Task instructions:
State how many lines hold the word "Hours", with no other words.

Records for processing:

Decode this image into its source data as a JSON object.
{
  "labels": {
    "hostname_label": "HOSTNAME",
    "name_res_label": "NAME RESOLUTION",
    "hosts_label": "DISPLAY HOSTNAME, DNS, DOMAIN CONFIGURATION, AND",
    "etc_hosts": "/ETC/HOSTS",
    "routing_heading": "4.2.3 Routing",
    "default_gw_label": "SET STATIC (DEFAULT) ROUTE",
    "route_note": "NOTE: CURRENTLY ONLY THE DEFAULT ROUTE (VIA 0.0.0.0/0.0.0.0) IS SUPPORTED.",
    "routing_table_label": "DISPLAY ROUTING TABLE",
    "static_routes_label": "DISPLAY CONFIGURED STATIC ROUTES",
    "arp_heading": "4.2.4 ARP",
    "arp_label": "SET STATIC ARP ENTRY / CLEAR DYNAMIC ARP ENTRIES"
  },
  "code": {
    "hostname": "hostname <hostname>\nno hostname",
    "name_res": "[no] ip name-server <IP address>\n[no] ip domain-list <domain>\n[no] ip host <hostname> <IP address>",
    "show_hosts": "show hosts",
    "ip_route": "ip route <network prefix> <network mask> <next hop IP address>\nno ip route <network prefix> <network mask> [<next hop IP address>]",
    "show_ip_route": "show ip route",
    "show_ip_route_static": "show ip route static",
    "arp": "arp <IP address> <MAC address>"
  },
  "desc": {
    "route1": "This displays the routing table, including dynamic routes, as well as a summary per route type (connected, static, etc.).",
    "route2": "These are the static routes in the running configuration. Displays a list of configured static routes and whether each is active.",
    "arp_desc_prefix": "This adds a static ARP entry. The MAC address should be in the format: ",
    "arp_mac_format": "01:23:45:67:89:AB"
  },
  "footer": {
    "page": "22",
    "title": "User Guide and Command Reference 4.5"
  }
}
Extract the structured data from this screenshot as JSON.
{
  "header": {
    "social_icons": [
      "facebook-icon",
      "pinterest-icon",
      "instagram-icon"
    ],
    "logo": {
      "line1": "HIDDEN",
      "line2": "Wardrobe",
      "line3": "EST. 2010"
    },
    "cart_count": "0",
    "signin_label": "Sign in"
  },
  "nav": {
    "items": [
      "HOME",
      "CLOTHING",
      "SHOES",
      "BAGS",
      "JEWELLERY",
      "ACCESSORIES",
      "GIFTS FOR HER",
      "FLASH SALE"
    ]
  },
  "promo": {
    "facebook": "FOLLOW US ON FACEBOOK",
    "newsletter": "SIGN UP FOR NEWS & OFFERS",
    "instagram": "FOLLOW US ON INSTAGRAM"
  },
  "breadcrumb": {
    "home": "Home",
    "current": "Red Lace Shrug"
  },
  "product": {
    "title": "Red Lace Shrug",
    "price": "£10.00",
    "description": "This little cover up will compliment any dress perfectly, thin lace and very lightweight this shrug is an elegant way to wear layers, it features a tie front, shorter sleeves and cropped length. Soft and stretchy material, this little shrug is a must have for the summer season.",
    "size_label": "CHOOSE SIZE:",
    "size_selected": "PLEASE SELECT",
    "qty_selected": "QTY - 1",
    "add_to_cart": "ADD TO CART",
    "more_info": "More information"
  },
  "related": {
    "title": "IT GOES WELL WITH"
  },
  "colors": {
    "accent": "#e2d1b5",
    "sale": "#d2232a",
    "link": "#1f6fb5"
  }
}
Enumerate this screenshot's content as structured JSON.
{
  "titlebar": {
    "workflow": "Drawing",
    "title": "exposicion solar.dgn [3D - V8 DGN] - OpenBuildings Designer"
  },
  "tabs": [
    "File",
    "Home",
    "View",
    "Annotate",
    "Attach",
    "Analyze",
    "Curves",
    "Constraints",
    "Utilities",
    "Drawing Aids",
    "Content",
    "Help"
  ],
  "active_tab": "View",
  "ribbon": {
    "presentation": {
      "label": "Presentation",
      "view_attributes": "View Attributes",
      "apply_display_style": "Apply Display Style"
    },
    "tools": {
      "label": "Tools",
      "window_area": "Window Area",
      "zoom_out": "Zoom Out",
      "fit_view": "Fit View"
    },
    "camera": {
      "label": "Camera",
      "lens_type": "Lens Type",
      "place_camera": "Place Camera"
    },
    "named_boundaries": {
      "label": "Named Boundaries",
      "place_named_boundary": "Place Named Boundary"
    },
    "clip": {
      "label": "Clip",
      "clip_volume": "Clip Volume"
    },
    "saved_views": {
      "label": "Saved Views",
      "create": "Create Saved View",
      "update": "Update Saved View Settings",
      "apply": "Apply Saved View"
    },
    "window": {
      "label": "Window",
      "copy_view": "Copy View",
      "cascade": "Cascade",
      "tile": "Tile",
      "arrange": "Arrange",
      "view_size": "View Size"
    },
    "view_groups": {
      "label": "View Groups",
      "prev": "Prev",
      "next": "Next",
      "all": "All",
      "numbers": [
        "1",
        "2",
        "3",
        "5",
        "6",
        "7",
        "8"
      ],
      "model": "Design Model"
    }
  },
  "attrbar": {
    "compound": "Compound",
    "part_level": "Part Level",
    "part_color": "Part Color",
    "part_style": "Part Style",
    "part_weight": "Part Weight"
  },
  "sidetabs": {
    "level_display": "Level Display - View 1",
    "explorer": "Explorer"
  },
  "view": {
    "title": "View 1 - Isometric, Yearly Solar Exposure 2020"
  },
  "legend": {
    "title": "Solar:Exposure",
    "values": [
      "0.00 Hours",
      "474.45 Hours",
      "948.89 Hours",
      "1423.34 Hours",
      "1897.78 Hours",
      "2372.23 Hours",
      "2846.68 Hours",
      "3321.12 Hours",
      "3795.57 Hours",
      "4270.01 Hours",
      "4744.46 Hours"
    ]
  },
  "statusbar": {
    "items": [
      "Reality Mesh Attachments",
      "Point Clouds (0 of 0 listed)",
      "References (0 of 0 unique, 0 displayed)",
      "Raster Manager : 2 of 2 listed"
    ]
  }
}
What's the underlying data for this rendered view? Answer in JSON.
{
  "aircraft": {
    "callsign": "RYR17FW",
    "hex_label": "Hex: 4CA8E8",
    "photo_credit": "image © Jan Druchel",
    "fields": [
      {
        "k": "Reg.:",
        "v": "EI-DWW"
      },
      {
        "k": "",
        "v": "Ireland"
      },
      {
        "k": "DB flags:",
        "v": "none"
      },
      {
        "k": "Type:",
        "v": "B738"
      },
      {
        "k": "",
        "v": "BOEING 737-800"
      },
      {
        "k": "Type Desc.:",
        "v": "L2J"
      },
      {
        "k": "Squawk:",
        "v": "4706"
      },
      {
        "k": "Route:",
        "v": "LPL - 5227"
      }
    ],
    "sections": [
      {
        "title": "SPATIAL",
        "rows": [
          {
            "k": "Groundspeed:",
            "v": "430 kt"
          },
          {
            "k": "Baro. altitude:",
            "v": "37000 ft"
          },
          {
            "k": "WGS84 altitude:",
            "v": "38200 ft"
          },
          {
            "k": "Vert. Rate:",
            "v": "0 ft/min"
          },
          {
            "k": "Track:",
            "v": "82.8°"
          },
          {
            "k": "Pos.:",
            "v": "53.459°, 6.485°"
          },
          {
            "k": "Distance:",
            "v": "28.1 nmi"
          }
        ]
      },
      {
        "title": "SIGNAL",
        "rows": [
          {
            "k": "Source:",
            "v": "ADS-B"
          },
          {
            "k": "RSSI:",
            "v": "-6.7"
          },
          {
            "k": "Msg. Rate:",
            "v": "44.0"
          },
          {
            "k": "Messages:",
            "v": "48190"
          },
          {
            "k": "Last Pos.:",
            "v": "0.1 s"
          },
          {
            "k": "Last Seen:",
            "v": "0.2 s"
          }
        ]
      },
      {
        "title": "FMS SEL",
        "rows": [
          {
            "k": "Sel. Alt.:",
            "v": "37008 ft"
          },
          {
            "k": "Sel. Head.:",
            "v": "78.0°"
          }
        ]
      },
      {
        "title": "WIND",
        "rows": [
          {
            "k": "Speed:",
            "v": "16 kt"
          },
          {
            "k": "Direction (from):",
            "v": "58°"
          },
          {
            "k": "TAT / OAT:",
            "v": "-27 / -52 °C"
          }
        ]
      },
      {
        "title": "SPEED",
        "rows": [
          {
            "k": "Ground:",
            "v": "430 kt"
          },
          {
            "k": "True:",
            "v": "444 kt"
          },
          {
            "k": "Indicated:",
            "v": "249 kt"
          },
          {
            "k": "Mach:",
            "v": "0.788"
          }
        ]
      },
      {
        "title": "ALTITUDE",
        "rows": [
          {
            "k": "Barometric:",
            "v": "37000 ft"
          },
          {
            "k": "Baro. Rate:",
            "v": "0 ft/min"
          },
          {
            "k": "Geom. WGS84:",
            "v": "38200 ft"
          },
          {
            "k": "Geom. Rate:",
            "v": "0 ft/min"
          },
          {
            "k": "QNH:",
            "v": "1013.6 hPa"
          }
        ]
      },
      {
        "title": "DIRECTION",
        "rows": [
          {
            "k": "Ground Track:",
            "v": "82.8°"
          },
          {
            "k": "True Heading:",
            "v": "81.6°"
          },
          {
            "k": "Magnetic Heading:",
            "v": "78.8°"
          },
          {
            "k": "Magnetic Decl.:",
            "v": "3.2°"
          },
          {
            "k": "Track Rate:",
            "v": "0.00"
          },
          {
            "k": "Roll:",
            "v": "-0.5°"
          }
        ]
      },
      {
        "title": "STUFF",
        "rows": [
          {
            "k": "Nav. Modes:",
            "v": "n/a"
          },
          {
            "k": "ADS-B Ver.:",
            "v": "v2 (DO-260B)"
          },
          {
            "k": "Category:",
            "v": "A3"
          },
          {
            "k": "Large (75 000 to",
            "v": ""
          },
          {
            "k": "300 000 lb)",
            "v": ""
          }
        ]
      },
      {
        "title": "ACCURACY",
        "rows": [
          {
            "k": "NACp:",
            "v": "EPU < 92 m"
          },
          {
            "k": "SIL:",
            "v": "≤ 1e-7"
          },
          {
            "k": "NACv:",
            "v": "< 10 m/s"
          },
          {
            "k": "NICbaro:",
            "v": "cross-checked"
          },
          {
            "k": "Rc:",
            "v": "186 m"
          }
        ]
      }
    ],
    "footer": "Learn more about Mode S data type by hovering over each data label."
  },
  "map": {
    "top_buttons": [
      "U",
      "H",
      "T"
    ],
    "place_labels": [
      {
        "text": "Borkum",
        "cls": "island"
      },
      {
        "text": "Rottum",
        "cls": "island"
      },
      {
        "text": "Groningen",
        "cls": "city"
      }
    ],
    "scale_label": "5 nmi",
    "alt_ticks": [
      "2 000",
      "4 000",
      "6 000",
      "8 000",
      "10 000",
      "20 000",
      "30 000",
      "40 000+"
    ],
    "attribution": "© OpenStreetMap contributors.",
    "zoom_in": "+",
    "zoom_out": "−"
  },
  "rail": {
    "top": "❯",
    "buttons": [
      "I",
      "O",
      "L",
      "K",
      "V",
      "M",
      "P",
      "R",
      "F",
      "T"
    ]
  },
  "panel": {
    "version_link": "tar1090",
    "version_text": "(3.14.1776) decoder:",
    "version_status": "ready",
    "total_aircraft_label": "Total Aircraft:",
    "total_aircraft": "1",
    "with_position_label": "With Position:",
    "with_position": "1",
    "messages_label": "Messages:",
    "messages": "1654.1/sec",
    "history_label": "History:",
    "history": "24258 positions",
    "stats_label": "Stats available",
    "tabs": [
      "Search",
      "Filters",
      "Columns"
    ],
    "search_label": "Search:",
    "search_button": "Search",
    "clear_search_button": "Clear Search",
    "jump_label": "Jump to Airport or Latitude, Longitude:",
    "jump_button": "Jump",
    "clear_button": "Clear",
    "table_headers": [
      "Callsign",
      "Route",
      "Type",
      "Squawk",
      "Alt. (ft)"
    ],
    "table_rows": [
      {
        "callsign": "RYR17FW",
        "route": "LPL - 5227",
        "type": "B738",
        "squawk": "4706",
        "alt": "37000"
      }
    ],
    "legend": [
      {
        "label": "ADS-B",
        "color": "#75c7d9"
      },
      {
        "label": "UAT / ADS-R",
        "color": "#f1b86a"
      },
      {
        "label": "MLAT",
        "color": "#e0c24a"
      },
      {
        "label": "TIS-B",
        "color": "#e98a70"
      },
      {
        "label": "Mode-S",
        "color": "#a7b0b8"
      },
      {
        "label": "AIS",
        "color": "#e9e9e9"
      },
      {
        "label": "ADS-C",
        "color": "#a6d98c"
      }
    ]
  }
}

Output below:
11